### Task objective
Continue the article about threats against journalists from the point where it ends.

### Extracted text
^^^^^^^^

In the early 2000s, Michelle Ferrier, a black columnist at the Daytona Beach News-Journal, began to receive cryptic letters about her work and death threats. While Ferrier tried to ignore the harassment, the letters only increased with more veracity and stronger language. Police began patrolling the outside of her home. She started carrying a gun. To protect herself and her family, she decided it would be best to simply leave Florida altogether.
The safety of journalists has been an ongoing discussion topic at ONA. During one Table Talk discussion Friday, some reporters and editors shared stories of personal threats and threats to their newsrooms but declined to share their stories on the record.
Ferrier, who did not attend the Table Talk, said journalists have been here before.
“This is not new behavior. How it’s manifesting on social media makes this much more complex,” Ferrier said. “The challenge that I feel is that managers don’t understand the larger culture that’s being shaped right now.”
President Trump’s attacks on the media have helped to create an environment where journalists are increasingly in danger in the U.S. and their accurate reporting is considered suspect. For example, Trump has dismissed accurate counts of the death toll in Puerto Rico. Kenneth P. Vogel of the New York Times tweeted about a voicemail that said in part, “You are the enemy of the people. And although the pen might be mightier than the sword, the pen is not mightier than the AK-47.”
VOICEMAIL FROM A FAN: “You’re the problem. You are the enemy of the people. And although the pen might be mightier than the sword, the pen is not mightier than the AK-47.” pic.twitter.com/hKHTsGm9KL
— Kenneth P. Vogel (@kenvogel) August 20, 2018
This is the daily existence for many newsrooms around the country: voicemail threats, email harassment and a political environment that frames journalism as partisan activism.
“A lot newsrooms are not thinking about security,” said Courtney Radsch, the advocacy director of the Committee to Protect Journalists, at a Table Talk Friday. “The link between online and offline harassment and threats is only beginning to be understood as being endemic to being a reporter in the contemporary age.
“A lot of newsrooms have no policy or structure to help their reporters.”
For marginalized communities, more specifically women of color, the phenomenon of being threatened as a public figure is not new, only amplified. National Association of Hispanic Journalists executive director Alberto B. Mendoza said that his organization is just starting to create a policy in response to personal threats and doxxing. Latinx reporters who are facing threats and increasing isolation have pushed the organization’s ranks to rapidly increase as reporters seek a stronger sense of community, he said.

^^^^^^^^

[Bounding box prediction data]
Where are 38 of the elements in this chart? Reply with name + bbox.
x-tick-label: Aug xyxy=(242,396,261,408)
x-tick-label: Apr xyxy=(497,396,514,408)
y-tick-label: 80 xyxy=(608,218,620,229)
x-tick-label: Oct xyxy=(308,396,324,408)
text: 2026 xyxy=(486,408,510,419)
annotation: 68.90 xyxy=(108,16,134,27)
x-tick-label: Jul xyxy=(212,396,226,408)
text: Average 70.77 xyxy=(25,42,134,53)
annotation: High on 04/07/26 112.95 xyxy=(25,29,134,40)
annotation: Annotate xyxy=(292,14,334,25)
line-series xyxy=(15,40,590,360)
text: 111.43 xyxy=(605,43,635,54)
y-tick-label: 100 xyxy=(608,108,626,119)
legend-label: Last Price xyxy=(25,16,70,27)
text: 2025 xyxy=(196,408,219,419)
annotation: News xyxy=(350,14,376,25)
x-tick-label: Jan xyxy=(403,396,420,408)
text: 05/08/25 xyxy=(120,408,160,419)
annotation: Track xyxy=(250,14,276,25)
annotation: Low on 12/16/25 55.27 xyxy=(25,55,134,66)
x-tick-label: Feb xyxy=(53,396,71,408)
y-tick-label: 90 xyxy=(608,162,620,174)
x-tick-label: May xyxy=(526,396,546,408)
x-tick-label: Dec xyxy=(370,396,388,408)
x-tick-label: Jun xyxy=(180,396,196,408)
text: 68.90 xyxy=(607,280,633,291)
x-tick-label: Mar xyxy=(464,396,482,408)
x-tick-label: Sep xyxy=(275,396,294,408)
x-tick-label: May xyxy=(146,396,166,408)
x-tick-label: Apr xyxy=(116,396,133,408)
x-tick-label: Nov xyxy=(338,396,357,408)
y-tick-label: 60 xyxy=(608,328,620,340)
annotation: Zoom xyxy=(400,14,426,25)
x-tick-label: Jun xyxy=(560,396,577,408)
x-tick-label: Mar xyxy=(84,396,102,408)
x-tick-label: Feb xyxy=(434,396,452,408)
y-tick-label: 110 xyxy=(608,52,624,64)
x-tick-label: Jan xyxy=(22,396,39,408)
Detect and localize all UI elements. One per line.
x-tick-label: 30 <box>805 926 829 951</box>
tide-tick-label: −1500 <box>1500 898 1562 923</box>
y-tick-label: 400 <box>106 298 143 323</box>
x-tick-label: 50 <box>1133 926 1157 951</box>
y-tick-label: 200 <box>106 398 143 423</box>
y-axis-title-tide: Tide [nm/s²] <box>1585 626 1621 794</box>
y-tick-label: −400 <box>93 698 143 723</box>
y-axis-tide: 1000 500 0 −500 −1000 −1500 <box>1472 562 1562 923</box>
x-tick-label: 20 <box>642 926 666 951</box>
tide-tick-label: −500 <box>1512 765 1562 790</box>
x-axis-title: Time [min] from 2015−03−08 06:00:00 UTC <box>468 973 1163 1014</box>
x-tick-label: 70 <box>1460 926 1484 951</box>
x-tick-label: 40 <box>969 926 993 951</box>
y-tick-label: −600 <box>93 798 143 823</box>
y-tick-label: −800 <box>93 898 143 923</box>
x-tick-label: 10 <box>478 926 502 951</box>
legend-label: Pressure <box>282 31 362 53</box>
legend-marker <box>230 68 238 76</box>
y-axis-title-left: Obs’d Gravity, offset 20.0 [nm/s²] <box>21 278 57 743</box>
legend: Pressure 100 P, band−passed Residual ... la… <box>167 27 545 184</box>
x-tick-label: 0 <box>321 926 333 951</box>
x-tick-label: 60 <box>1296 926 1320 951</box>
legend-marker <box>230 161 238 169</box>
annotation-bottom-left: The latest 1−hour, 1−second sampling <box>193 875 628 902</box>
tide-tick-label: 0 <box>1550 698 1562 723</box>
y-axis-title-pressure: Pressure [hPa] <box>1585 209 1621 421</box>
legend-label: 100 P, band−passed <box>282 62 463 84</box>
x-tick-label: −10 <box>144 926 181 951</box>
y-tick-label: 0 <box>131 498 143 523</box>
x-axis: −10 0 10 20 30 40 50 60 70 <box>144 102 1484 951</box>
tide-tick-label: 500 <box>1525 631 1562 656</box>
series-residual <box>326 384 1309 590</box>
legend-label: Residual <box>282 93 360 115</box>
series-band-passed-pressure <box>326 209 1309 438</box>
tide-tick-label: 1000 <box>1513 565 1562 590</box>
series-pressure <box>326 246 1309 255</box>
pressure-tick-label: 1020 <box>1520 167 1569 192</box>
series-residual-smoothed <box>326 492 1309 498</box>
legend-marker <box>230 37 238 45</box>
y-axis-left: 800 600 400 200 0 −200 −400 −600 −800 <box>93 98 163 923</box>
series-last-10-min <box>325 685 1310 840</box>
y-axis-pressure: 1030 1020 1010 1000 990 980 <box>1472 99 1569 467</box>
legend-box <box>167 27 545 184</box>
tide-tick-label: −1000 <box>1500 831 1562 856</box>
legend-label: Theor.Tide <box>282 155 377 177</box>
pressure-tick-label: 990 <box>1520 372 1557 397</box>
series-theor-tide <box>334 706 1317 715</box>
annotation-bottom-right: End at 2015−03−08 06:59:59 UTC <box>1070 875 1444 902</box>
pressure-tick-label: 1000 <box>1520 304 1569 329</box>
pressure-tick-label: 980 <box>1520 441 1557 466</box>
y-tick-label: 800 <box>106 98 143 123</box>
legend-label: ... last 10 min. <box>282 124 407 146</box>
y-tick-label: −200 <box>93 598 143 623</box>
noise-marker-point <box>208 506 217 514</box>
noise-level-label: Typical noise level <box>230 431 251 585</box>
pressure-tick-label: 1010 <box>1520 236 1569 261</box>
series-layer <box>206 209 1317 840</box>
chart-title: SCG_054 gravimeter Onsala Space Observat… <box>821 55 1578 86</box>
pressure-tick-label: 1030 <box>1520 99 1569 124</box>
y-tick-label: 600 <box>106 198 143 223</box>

^^^^^^^^

### Reply to the exercise
“This is actually a problem that our members are just beginning to share with us,” said Mendoza. “We are exploring what makes most sense to help them with what some describe as similar symptoms to PTSD, isolation and dealing with trauma.”
Ferrier stressed that this is not a new problem.
“People of color, and women in particular, used pen names for a very long time for this very reason,” she said. “One, they couldn’t get into those outlets to be heard, and then two, because of the repercussions of being in those outlets.” She suggested scrubbing the internet of public housing records, phone numbers and other information that could potentially put journalists at risk.
Prompted by seeing others have similar experiences to her own, Ferrier started TrollBusters, an organization that protects journalists by monitoring their social media feeds. TrollBusters works with newsroom management to provide resources and coach them through harassment.
A 2018 report co-authored by the International Women’s Media Foundation and TrollBusters found that 63 percent of the 597 women surveyed indicated they had been threatened or harassed online. Over half of the women surveyed indicated they had been threatened or harassed in person, and 25 percent said they had been physically attacked. Ten percent had received a death threat in the past year.
“If you go back to Ida B. Wells, she was literally run out of town. Her presses were burned,” said Ferrier.
“We may be getting back to those kinds of situations.”